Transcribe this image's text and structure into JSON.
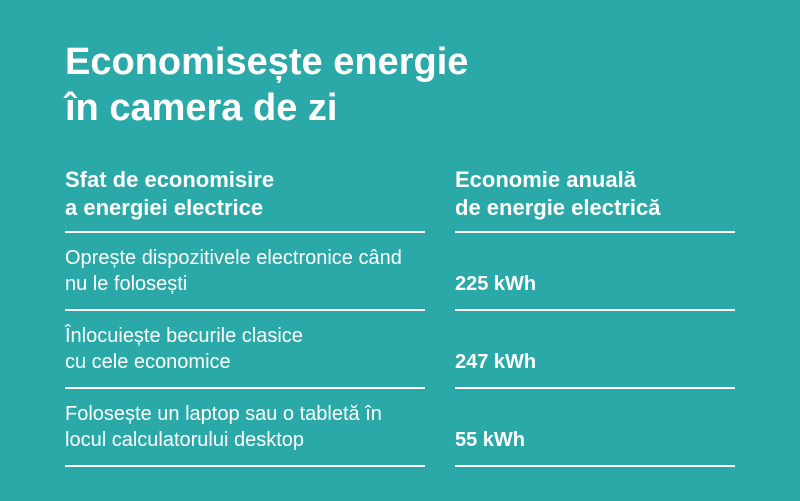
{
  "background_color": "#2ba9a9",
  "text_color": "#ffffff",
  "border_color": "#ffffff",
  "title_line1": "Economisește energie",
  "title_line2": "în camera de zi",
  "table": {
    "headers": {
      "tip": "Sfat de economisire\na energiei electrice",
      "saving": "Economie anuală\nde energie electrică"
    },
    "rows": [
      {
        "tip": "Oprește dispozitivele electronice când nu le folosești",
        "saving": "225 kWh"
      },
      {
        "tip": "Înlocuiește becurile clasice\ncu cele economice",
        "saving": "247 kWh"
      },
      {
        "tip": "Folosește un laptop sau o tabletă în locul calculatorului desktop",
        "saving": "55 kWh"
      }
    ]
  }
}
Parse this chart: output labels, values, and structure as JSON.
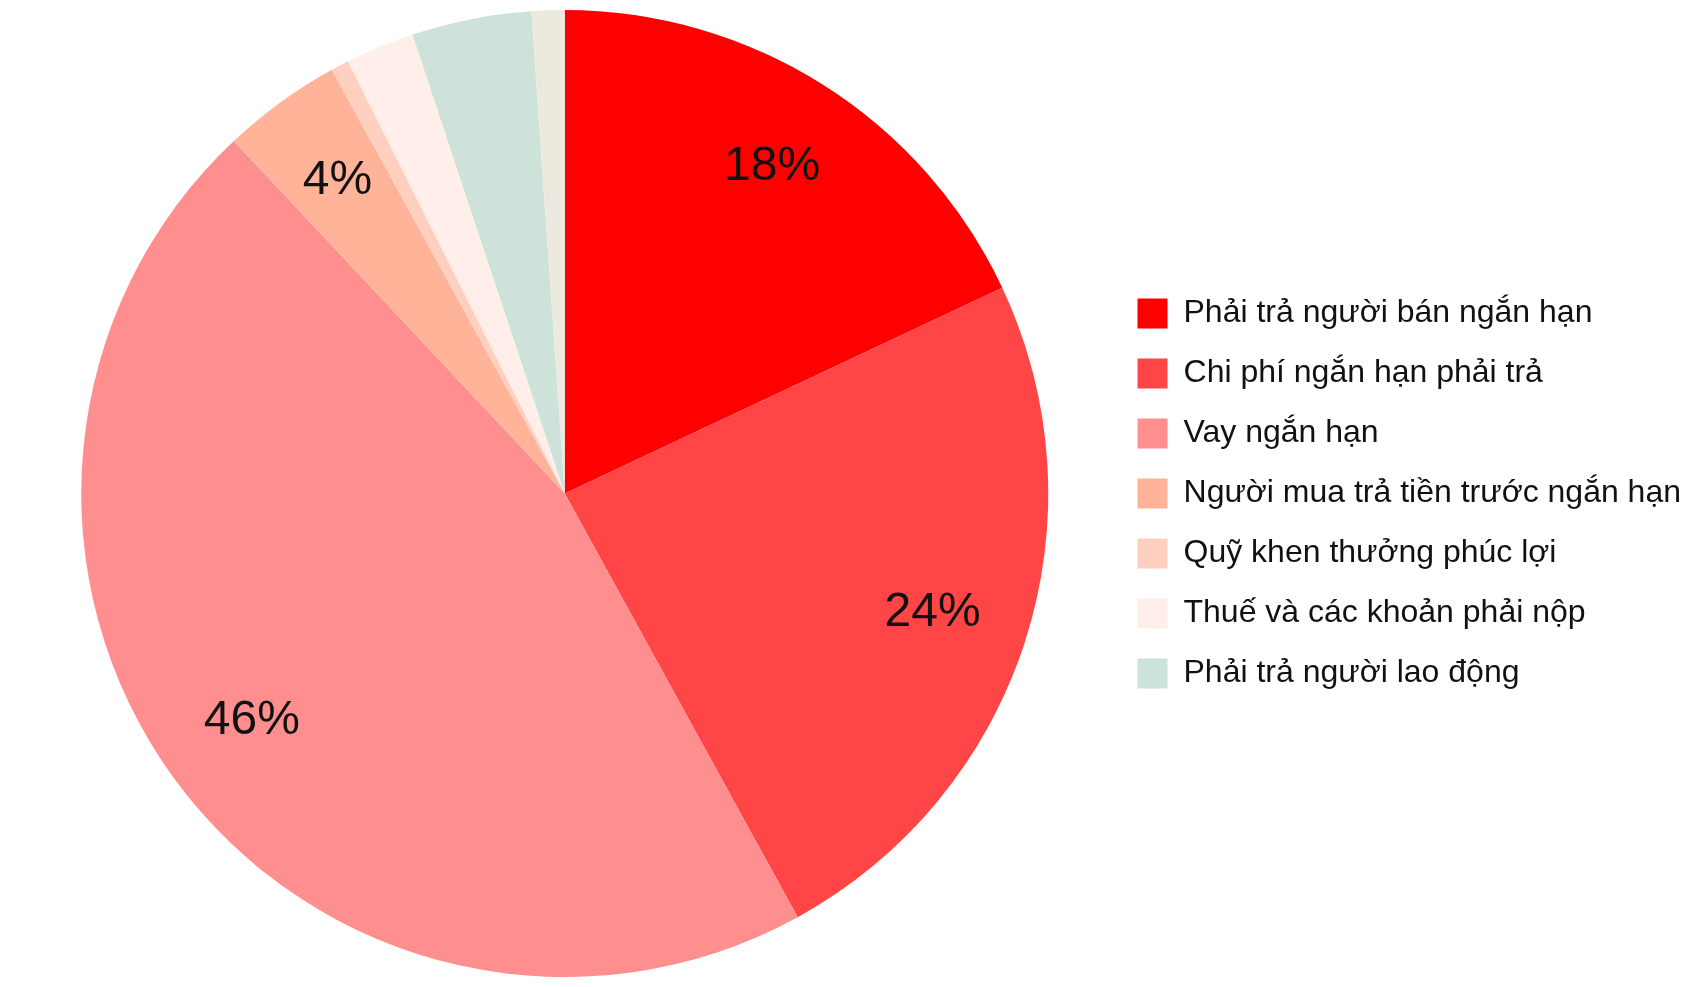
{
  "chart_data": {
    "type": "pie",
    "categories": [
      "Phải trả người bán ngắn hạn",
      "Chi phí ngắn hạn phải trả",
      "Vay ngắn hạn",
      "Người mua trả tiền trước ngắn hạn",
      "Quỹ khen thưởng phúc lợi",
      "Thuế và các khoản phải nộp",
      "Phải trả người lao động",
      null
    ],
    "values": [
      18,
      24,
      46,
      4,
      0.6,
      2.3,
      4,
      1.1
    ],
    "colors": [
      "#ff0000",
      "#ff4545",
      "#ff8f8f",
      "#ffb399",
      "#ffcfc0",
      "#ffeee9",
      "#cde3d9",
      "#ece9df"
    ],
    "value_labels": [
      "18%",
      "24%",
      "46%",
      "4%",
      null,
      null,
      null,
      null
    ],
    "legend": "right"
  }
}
══════
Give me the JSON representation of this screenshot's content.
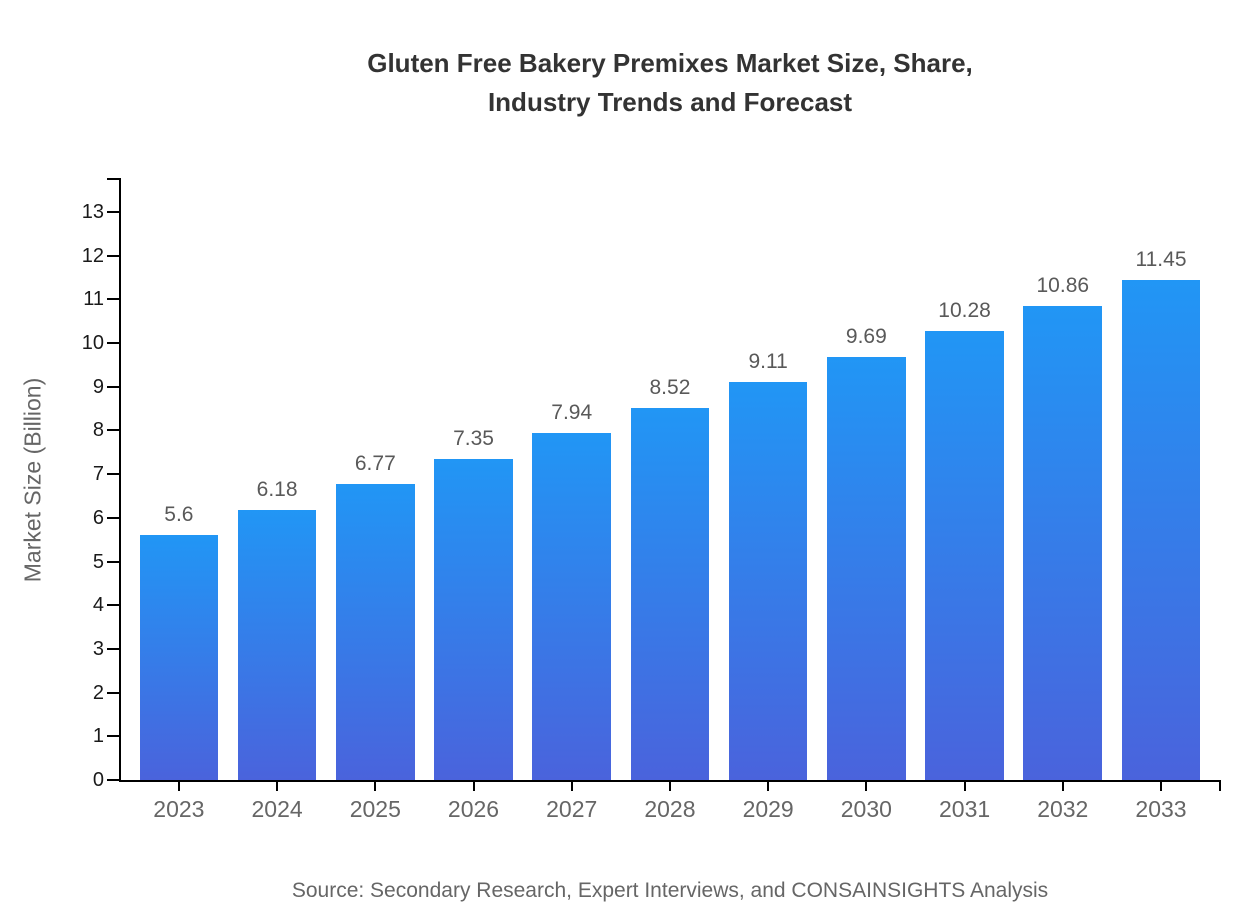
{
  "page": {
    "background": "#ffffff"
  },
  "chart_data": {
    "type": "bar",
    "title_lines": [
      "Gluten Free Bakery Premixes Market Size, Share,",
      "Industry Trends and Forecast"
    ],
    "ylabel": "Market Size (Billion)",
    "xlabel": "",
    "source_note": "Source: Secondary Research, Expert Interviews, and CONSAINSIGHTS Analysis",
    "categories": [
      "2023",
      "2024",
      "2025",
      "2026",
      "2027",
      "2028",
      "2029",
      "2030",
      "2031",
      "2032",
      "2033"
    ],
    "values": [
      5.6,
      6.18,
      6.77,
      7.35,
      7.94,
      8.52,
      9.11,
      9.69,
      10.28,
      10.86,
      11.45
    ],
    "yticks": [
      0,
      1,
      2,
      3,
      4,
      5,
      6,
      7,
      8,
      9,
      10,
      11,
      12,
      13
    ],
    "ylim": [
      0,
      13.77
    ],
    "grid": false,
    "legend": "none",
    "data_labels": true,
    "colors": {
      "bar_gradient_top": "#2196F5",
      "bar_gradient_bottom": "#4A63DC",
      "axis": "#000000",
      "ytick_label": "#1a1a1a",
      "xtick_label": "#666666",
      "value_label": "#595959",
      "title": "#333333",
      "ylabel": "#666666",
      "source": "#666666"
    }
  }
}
══════
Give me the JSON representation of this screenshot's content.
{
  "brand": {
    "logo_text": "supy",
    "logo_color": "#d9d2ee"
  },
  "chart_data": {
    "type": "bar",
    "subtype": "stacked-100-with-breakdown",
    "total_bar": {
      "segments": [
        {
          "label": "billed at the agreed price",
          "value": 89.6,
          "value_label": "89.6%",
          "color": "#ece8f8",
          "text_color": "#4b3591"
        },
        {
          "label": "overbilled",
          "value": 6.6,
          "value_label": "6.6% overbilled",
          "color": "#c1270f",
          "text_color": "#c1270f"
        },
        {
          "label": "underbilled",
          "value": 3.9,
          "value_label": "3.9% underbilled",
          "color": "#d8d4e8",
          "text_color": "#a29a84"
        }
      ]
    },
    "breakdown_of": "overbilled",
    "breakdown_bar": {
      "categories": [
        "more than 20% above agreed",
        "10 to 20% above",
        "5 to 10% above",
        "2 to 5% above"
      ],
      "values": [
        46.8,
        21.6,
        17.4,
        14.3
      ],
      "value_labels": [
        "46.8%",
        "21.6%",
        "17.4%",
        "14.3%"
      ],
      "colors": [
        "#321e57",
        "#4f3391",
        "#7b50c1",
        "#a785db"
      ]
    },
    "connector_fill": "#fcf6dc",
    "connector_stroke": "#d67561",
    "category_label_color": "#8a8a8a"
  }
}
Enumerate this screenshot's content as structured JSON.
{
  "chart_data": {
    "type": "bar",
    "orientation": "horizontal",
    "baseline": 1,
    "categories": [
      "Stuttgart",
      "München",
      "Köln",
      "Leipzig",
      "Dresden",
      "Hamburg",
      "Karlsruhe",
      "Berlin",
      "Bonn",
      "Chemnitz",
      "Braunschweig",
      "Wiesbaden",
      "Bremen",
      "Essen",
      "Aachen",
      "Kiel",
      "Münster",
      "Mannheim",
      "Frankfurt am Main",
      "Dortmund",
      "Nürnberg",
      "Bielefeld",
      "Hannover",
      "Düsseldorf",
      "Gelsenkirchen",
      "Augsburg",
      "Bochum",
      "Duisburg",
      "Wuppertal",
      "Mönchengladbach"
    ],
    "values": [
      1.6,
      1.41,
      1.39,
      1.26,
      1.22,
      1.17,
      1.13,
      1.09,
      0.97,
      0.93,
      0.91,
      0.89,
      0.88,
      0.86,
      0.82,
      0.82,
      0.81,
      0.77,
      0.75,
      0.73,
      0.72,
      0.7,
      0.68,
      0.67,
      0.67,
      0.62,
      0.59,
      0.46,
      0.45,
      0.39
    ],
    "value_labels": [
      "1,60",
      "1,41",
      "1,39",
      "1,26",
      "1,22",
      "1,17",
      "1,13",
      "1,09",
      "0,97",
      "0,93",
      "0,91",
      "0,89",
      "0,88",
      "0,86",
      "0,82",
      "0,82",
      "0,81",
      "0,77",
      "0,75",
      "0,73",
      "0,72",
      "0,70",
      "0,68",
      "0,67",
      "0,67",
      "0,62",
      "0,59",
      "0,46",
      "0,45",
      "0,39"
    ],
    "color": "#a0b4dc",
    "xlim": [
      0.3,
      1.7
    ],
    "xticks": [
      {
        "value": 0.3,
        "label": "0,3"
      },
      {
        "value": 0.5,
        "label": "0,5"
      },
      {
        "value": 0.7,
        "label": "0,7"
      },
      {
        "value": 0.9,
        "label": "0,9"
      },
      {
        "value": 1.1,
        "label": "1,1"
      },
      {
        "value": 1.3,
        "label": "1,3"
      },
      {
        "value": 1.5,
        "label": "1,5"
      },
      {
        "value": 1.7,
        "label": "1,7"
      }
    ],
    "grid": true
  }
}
══════
__What you are asked to do__. Locate all lines in the listing above with the word "agreed" and copy them.

__The solution__.
          "label": "billed at the agreed price",
        "more than 20% above agreed",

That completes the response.